Stored items from a collection
:::

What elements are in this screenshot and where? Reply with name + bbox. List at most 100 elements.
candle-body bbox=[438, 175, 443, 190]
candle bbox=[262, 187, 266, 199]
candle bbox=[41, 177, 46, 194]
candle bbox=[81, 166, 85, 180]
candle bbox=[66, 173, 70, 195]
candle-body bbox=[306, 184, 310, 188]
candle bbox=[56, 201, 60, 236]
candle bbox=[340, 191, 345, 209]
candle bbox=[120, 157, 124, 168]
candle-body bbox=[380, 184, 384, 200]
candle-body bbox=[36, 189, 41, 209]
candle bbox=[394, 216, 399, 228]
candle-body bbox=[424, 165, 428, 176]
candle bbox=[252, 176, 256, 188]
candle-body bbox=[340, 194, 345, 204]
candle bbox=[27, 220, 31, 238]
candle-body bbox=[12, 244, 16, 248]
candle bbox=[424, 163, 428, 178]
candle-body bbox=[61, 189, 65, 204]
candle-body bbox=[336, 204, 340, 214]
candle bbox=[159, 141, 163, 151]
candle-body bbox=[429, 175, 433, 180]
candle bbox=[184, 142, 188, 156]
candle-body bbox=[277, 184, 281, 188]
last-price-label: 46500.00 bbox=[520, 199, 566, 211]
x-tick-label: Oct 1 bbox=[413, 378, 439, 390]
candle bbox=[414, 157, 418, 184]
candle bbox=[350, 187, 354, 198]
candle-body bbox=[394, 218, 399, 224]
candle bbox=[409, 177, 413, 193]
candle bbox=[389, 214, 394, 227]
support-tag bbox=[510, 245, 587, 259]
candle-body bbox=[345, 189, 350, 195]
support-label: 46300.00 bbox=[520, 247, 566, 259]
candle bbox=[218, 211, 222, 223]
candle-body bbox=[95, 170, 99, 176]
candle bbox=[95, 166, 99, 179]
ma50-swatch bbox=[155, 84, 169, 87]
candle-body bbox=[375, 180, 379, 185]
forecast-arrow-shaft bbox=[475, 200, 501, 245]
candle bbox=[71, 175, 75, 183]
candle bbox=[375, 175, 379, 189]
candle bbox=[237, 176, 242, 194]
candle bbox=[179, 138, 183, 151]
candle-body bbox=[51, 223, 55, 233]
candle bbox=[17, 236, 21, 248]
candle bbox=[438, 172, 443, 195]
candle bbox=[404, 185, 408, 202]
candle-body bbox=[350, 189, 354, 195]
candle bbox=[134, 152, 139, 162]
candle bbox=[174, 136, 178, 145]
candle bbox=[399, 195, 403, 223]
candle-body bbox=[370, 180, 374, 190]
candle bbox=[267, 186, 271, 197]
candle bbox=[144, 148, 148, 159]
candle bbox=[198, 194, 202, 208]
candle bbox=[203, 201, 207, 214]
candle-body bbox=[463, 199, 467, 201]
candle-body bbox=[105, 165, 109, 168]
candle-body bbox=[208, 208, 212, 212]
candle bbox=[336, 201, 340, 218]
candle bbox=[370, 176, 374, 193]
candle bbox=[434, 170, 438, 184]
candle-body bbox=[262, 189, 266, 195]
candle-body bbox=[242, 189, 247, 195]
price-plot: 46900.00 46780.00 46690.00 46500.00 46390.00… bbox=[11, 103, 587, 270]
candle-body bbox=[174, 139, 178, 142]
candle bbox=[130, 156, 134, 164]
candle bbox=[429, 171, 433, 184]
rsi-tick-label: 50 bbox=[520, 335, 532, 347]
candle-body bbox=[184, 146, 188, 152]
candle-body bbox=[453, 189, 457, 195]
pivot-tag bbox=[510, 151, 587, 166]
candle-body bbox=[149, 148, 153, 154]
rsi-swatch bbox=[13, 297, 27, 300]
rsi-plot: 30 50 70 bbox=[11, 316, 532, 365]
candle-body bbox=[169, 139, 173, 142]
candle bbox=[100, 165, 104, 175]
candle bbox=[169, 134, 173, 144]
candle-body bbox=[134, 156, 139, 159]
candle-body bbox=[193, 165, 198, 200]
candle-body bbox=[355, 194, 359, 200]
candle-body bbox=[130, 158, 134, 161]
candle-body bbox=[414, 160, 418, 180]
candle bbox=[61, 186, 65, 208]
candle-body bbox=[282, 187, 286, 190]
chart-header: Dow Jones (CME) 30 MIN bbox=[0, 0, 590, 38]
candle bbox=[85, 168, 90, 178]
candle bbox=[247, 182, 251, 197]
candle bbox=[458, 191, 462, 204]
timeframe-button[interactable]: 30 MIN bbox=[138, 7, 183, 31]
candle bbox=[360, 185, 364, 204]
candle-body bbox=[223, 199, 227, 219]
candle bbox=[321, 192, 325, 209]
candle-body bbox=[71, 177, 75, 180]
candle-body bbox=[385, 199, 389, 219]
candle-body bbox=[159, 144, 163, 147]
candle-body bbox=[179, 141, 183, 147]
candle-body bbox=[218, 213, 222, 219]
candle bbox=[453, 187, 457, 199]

:::

[OBJECTIVE] Express the rows as a JSON list of strings, one string per line, leaving out blank lines. Begin at the first line of the rows and stop after the line that contains "ma50-swatch bbox=[155, 84, 169, 87]", including both of those lines and nothing beyond them.

[TASK SOLUTION]
[
  "What elements are in this screenshot and where? Reply with name + bbox. List at most 100 elements.",
  "candle-body bbox=[438, 175, 443, 190]",
  "candle bbox=[262, 187, 266, 199]",
  "candle bbox=[41, 177, 46, 194]",
  "candle bbox=[81, 166, 85, 180]",
  "candle bbox=[66, 173, 70, 195]",
  "candle-body bbox=[306, 184, 310, 188]",
  "candle bbox=[56, 201, 60, 236]",
  "candle bbox=[340, 191, 345, 209]",
  "candle bbox=[120, 157, 124, 168]",
  "candle-body bbox=[380, 184, 384, 200]",
  "candle-body bbox=[36, 189, 41, 209]",
  "candle bbox=[394, 216, 399, 228]",
  "candle-body bbox=[424, 165, 428, 176]",
  "candle bbox=[252, 176, 256, 188]",
  "candle-body bbox=[340, 194, 345, 204]",
  "candle bbox=[27, 220, 31, 238]",
  "candle-body bbox=[12, 244, 16, 248]",
  "candle bbox=[424, 163, 428, 178]",
  "candle-body bbox=[61, 189, 65, 204]",
  "candle-body bbox=[336, 204, 340, 214]",
  "candle bbox=[159, 141, 163, 151]",
  "candle-body bbox=[429, 175, 433, 180]",
  "candle bbox=[184, 142, 188, 156]",
  "candle-body bbox=[277, 184, 281, 188]",
  "last-price-label: 46500.00 bbox=[520, 199, 566, 211]",
  "x-tick-label: Oct 1 bbox=[413, 378, 439, 390]",
  "candle bbox=[414, 157, 418, 184]",
  "candle bbox=[350, 187, 354, 198]",
  "candle-body bbox=[394, 218, 399, 224]",
  "candle bbox=[409, 177, 413, 193]",
  "candle bbox=[389, 214, 394, 227]",
  "support-tag bbox=[510, 245, 587, 259]",
  "candle-body bbox=[345, 189, 350, 195]",
  "support-label: 46300.00 bbox=[520, 247, 566, 259]",
  "candle bbox=[218, 211, 222, 223]",
  "candle-body bbox=[95, 170, 99, 176]",
  "candle bbox=[95, 166, 99, 179]",
  "ma50-swatch bbox=[155, 84, 169, 87]"
]